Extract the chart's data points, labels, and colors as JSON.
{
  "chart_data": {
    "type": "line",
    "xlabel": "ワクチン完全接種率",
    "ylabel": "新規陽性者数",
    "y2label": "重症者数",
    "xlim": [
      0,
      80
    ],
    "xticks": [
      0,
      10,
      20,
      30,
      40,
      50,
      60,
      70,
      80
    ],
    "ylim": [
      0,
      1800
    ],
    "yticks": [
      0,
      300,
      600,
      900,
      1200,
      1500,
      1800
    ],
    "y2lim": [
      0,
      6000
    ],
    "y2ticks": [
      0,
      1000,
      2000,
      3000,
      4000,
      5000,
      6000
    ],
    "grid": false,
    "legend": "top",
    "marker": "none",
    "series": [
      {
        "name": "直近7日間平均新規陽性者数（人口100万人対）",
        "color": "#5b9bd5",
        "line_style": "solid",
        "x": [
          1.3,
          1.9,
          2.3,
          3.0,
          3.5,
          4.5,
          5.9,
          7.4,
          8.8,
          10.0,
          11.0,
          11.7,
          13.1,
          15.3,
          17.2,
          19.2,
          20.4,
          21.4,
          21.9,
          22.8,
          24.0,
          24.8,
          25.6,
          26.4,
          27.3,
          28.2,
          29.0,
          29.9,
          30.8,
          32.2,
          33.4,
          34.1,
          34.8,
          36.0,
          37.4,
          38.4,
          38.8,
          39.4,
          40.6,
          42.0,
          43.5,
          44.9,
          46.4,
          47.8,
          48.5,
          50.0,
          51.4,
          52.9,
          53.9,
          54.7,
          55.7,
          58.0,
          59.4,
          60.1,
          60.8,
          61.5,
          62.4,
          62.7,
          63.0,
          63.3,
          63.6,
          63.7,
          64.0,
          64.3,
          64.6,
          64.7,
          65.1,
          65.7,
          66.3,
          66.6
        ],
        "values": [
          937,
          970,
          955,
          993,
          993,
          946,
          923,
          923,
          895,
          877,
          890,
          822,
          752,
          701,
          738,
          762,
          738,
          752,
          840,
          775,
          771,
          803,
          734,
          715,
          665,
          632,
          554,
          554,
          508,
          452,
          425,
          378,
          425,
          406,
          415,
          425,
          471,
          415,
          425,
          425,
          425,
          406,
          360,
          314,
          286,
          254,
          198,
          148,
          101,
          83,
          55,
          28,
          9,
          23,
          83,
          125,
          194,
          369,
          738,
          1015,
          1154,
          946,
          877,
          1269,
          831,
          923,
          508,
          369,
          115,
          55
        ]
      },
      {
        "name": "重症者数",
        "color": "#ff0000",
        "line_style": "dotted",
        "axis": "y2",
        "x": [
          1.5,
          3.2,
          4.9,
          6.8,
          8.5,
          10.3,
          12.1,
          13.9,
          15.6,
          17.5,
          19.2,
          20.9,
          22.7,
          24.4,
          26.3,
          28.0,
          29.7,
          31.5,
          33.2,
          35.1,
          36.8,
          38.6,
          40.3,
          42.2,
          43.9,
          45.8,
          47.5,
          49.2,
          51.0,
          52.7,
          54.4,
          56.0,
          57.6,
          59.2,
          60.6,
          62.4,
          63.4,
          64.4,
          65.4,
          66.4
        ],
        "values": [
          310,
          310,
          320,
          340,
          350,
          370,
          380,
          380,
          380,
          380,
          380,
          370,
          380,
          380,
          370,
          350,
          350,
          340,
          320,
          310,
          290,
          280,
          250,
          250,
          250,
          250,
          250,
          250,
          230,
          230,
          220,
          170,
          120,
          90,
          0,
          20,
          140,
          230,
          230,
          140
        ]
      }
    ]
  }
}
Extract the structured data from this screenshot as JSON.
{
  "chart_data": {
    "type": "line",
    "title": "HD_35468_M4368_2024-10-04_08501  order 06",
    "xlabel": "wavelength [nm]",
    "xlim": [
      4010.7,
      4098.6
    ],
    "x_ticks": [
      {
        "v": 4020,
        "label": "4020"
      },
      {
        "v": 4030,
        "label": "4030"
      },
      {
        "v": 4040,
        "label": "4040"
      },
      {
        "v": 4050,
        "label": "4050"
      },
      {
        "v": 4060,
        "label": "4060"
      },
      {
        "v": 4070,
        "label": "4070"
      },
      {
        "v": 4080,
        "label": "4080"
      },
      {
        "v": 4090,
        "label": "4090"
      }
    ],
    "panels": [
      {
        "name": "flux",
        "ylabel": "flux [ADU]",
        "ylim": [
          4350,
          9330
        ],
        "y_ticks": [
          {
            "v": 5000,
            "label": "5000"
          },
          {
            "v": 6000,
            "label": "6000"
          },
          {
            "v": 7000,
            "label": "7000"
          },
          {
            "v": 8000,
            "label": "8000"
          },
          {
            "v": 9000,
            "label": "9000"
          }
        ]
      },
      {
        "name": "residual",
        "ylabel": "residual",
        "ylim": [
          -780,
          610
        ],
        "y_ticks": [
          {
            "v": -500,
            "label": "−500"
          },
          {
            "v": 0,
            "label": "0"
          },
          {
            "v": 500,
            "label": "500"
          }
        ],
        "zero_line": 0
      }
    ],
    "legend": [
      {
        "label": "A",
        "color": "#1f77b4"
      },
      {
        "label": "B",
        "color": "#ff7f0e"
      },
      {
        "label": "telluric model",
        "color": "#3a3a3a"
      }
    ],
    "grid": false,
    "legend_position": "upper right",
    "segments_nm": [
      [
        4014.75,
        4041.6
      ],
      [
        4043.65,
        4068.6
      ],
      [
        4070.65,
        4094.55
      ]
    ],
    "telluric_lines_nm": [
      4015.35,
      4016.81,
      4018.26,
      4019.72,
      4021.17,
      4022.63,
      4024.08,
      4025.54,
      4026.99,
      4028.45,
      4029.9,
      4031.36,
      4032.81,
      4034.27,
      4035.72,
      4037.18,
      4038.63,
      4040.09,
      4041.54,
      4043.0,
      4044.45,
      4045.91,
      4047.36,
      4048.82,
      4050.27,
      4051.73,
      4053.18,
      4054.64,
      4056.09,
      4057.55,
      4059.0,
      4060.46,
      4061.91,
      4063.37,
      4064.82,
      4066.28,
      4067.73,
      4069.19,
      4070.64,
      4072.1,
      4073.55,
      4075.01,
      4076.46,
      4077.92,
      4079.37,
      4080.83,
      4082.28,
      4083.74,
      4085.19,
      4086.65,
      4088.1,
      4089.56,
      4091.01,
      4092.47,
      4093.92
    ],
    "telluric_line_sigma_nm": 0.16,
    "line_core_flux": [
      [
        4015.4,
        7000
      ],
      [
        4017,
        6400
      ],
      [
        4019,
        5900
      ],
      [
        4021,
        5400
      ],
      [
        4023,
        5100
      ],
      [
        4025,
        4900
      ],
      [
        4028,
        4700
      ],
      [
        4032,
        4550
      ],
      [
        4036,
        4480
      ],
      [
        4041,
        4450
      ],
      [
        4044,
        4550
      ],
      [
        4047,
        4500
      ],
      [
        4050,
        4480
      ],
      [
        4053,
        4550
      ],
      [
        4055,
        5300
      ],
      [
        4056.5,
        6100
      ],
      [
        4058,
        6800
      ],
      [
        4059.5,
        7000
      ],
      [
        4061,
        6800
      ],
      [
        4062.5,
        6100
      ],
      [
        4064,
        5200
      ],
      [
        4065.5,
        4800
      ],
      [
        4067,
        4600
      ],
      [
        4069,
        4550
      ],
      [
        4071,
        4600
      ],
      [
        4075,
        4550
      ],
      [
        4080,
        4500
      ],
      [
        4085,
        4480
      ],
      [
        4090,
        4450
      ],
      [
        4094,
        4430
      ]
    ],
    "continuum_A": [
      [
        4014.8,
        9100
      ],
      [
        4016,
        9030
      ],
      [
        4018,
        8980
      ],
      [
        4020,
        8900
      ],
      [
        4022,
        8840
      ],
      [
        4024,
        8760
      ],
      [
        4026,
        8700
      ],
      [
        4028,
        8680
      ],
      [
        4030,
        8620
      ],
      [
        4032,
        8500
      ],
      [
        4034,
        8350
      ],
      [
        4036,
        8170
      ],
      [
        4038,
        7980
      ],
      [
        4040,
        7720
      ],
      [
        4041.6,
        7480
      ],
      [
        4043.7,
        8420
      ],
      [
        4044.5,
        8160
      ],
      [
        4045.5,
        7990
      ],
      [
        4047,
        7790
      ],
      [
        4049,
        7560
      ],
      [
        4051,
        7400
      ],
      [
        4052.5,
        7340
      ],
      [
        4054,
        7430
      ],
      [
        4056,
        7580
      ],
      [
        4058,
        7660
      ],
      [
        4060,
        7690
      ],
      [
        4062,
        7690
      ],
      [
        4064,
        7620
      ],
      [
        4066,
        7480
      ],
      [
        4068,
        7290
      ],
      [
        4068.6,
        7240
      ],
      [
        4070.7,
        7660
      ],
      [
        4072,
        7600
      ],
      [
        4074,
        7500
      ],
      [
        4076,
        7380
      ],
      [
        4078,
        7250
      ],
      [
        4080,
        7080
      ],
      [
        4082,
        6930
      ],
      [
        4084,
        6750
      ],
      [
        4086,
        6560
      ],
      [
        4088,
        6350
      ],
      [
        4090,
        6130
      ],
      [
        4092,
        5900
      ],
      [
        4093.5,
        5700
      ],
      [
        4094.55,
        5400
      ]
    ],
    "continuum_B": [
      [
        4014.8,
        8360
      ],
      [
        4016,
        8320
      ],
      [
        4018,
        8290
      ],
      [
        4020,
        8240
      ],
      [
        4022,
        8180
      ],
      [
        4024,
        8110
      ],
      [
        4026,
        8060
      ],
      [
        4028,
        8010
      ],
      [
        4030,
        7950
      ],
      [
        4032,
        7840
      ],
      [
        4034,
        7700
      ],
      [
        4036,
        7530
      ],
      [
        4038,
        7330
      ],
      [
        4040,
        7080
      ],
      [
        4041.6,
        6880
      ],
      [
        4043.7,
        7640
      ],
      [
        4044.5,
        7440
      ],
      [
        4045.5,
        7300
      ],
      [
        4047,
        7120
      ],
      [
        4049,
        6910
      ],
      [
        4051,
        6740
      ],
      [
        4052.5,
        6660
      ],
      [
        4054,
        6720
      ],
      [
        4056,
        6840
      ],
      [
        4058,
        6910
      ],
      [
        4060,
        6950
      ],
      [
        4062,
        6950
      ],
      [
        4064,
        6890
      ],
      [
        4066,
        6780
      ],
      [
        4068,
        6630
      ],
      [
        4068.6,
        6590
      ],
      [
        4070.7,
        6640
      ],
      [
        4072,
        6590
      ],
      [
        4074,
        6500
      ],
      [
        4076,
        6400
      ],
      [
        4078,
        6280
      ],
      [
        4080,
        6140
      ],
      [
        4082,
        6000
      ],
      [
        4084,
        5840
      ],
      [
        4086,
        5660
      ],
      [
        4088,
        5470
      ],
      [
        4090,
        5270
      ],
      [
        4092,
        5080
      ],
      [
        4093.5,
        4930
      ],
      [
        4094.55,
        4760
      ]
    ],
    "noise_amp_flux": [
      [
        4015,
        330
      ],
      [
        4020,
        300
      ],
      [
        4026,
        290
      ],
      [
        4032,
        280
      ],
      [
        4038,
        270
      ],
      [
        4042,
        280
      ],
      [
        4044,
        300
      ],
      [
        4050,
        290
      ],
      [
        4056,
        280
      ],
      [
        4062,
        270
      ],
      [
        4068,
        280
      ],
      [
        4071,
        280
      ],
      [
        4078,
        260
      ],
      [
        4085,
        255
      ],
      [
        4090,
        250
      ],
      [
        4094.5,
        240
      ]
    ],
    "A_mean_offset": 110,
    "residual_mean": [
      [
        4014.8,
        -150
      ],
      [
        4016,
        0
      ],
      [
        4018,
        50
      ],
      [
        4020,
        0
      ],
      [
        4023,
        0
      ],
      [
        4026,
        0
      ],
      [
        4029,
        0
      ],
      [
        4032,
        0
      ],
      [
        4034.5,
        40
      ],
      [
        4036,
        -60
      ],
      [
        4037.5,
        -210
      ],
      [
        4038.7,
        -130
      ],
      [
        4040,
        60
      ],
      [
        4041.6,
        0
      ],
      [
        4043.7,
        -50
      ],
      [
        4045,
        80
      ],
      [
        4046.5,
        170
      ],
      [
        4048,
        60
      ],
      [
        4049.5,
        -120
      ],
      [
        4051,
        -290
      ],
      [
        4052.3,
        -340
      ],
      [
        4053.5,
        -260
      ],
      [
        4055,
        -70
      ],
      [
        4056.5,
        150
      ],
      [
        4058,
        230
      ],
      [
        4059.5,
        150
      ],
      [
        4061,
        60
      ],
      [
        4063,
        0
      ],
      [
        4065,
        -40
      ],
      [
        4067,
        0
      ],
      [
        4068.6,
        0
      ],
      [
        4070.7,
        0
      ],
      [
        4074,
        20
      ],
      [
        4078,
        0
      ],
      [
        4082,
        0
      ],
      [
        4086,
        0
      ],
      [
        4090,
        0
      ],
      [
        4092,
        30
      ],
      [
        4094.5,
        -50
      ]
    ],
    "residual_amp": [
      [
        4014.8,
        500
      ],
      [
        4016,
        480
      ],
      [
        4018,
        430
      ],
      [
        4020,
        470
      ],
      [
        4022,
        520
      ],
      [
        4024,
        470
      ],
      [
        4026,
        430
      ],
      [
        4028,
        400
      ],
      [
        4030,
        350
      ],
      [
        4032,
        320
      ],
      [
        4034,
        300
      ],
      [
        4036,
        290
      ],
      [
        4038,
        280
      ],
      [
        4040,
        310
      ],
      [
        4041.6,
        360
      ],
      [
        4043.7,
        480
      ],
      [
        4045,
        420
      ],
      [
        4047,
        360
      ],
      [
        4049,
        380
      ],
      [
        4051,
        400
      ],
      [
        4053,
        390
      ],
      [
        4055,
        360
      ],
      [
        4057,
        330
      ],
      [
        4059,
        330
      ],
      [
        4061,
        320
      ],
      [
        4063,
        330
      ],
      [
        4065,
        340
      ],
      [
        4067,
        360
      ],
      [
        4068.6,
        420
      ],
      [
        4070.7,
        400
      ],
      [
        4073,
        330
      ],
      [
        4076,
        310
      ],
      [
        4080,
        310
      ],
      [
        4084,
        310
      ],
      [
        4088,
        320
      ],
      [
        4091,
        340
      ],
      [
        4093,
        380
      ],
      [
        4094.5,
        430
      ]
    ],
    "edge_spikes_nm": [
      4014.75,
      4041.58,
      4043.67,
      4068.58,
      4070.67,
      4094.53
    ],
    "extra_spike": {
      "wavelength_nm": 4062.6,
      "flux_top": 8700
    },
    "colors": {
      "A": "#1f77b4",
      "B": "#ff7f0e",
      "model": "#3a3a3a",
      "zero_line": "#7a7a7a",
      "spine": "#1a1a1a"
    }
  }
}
──────
Short exercise -> Pull out each line of the records holding the string "JSON".

Correct result ->
Extract the chart's data points, labels, and colors as JSON.
Extract the structured data from this screenshot as JSON.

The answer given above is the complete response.